- [Directions]: Reproduce the listing below word for word, with no pictures.

- [Exercise material]:
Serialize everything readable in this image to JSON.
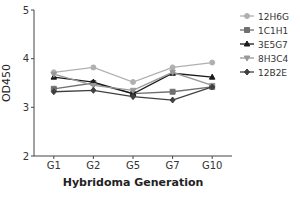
{
  "chart_data": {
    "type": "line",
    "x_label": "Hybridoma Generation",
    "y_label": "OD450",
    "categories": [
      "G1",
      "G2",
      "G5",
      "G7",
      "G10"
    ],
    "series": [
      {
        "name": "12H6G",
        "color": "#b0b0b0",
        "marker": "circle",
        "values": [
          3.72,
          3.82,
          3.52,
          3.82,
          3.92
        ]
      },
      {
        "name": "1C1H1",
        "color": "#707070",
        "marker": "square",
        "values": [
          3.38,
          3.5,
          3.28,
          3.32,
          3.42
        ]
      },
      {
        "name": "3E5G7",
        "color": "#1a1a1a",
        "marker": "triangle-up",
        "values": [
          3.62,
          3.52,
          3.28,
          3.7,
          3.62
        ]
      },
      {
        "name": "8H3C4",
        "color": "#999999",
        "marker": "triangle-down",
        "values": [
          3.68,
          3.45,
          3.35,
          3.72,
          3.45
        ]
      },
      {
        "name": "12B2E",
        "color": "#404040",
        "marker": "diamond",
        "values": [
          3.32,
          3.35,
          3.22,
          3.15,
          3.42
        ]
      }
    ],
    "ylim": [
      2.0,
      5.0
    ],
    "yticks": [
      2,
      3,
      4,
      5
    ],
    "grid": false,
    "legend": "right"
  }
}
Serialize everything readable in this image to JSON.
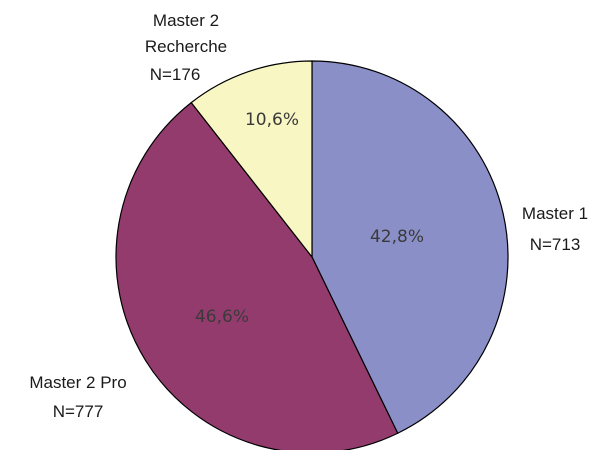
{
  "chart_data": {
    "type": "pie",
    "title": "",
    "start_angle_deg": 0,
    "direction": "clockwise",
    "slices": [
      {
        "category_lines": [
          "Master 1"
        ],
        "count_label": "N=713",
        "value": 713,
        "percent_label": "42,8%",
        "color": "#8b8fc8"
      },
      {
        "category_lines": [
          "Master 2 Pro"
        ],
        "count_label": "N=777",
        "value": 777,
        "percent_label": "46,6%",
        "color": "#943b6e"
      },
      {
        "category_lines": [
          "Master 2",
          "Recherche"
        ],
        "count_label": "N=176",
        "value": 176,
        "percent_label": "10,6%",
        "color": "#f8f6c3"
      }
    ],
    "legend": "none"
  }
}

- [Correct response]:
Serialize everything readable in this image to JSON.
{
  "chart_data": {
    "type": "line",
    "x_label": "Hybridoma Generation",
    "y_label": "OD450",
    "categories": [
      "G1",
      "G2",
      "G5",
      "G7",
      "G10"
    ],
    "series": [
      {
        "name": "12H6G",
        "color": "#b0b0b0",
        "marker": "circle",
        "values": [
          3.72,
          3.82,
          3.52,
          3.82,
          3.92
        ]
      },
      {
        "name": "1C1H1",
        "color": "#707070",
        "marker": "square",
        "values": [
          3.38,
          3.5,
          3.28,
          3.32,
          3.42
        ]
      },
      {
        "name": "3E5G7",
        "color": "#1a1a1a",
        "marker": "triangle-up",
        "values": [
          3.62,
          3.52,
          3.28,
          3.7,
          3.62
        ]
      },
      {
        "name": "8H3C4",
        "color": "#999999",
        "marker": "triangle-down",
        "values": [
          3.68,
          3.45,
          3.35,
          3.72,
          3.45
        ]
      },
      {
        "name": "12B2E",
        "color": "#404040",
        "marker": "diamond",
        "values": [
          3.32,
          3.35,
          3.22,
          3.15,
          3.42
        ]
      }
    ],
    "ylim": [
      2.0,
      5.0
    ],
    "yticks": [
      2,
      3,
      4,
      5
    ],
    "grid": false,
    "legend": "right"
  }
}
Serialize everything readable in this image to JSON.
{
  "chart_data": {
    "type": "pie",
    "title": "",
    "start_angle_deg": 0,
    "direction": "clockwise",
    "slices": [
      {
        "category_lines": [
          "Master 1"
        ],
        "count_label": "N=713",
        "value": 713,
        "percent_label": "42,8%",
        "color": "#8b8fc8"
      },
      {
        "category_lines": [
          "Master 2 Pro"
        ],
        "count_label": "N=777",
        "value": 777,
        "percent_label": "46,6%",
        "color": "#943b6e"
      },
      {
        "category_lines": [
          "Master 2",
          "Recherche"
        ],
        "count_label": "N=176",
        "value": 176,
        "percent_label": "10,6%",
        "color": "#f8f6c3"
      }
    ],
    "legend": "none"
  }
}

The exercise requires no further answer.